§ **YOUR GOAL**
Repeat the data that follows, word for word, without the images.

[Records excerpted from a collection]
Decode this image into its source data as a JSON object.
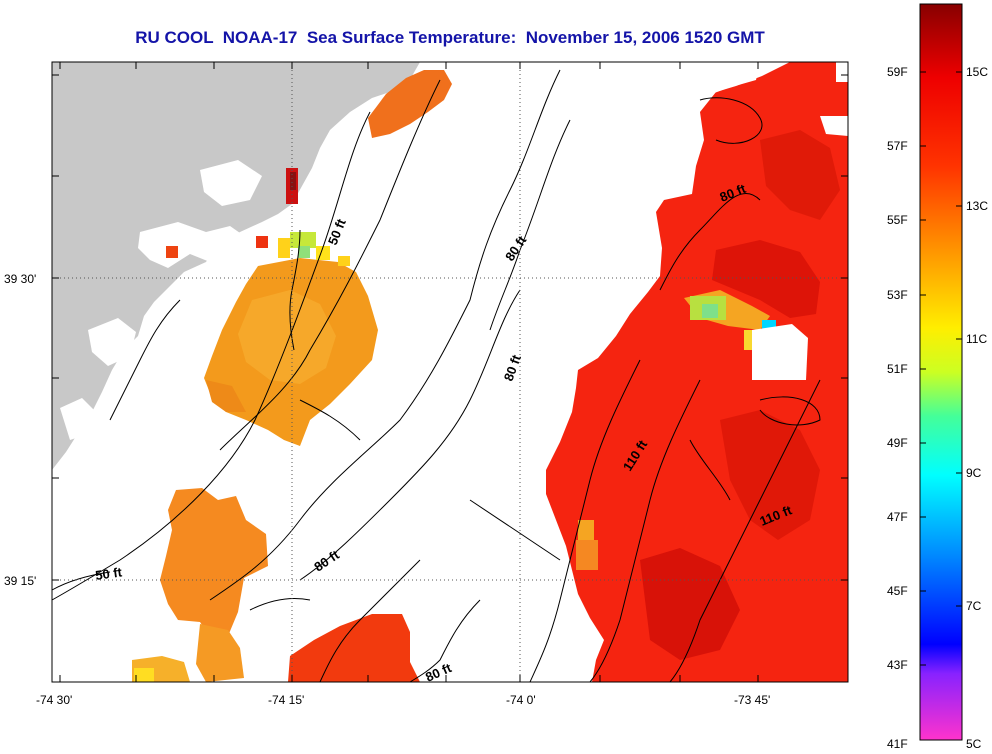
{
  "title": "RU COOL  NOAA-17  Sea Surface Temperature:  November 15, 2006 1520 GMT",
  "map": {
    "lon_ticks": [
      "-74 30'",
      "-74 15'",
      "-74 0'",
      "-73 45'"
    ],
    "lat_ticks": [
      "39 30'",
      "39 15'"
    ],
    "contour_labels": [
      "50 ft",
      "80 ft",
      "80 ft",
      "80 ft",
      "110 ft",
      "110 ft",
      "50 ft",
      "80 ft",
      "80 ft"
    ]
  },
  "colorbar": {
    "fahrenheit": [
      "59F",
      "57F",
      "55F",
      "53F",
      "51F",
      "49F",
      "47F",
      "45F",
      "43F",
      "41F"
    ],
    "celsius": [
      "15C",
      "13C",
      "11C",
      "9C",
      "7C",
      "5C"
    ],
    "colors": [
      "#ff33cc",
      "#8822ff",
      "#0000ff",
      "#0088ff",
      "#00ffff",
      "#44ff99",
      "#ccff22",
      "#ffee00",
      "#ff9900",
      "#ff3300",
      "#ee0000",
      "#880000"
    ]
  }
}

§ **THE REPLY**
Decode this image into its source data as a JSON object.
{
  "title": "RU COOL  NOAA-17  Sea Surface Temperature:  November 15, 2006 1520 GMT",
  "map": {
    "lon_ticks": [
      "-74 30'",
      "-74 15'",
      "-74 0'",
      "-73 45'"
    ],
    "lat_ticks": [
      "39 30'",
      "39 15'"
    ],
    "contour_labels": [
      "50 ft",
      "80 ft",
      "80 ft",
      "80 ft",
      "110 ft",
      "110 ft",
      "50 ft",
      "80 ft",
      "80 ft"
    ]
  },
  "colorbar": {
    "fahrenheit": [
      "59F",
      "57F",
      "55F",
      "53F",
      "51F",
      "49F",
      "47F",
      "45F",
      "43F",
      "41F"
    ],
    "celsius": [
      "15C",
      "13C",
      "11C",
      "9C",
      "7C",
      "5C"
    ],
    "colors": [
      "#ff33cc",
      "#8822ff",
      "#0000ff",
      "#0088ff",
      "#00ffff",
      "#44ff99",
      "#ccff22",
      "#ffee00",
      "#ff9900",
      "#ff3300",
      "#ee0000",
      "#880000"
    ]
  }
}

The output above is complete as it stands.